● **PROBLEM DESCRIPTION**
Where a line of the material contains the string "fill", copy that line.

[Figure content listings]
·····
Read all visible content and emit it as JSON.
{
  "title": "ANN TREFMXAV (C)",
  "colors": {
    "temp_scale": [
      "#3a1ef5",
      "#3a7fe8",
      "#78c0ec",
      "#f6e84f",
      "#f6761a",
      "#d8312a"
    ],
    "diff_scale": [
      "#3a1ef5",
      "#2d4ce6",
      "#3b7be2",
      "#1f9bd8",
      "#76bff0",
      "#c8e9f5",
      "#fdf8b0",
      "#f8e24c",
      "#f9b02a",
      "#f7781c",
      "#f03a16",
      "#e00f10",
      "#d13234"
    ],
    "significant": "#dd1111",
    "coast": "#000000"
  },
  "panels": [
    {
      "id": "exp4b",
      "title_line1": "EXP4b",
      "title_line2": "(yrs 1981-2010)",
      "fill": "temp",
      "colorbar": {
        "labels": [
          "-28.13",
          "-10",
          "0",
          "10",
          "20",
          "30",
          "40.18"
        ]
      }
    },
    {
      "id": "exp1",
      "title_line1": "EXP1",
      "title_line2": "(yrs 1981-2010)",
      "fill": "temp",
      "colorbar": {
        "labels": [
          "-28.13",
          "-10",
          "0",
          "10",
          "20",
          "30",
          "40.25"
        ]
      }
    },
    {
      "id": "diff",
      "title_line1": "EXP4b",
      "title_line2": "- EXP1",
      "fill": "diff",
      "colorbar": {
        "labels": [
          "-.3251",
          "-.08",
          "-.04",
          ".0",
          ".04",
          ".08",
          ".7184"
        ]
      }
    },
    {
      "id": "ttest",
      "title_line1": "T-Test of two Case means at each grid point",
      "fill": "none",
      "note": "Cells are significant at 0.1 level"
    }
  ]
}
·····
● **RESULT BELOW**
      "fill": "temp",
      "fill": "temp",
      "fill": "diff",
      "fill": "none",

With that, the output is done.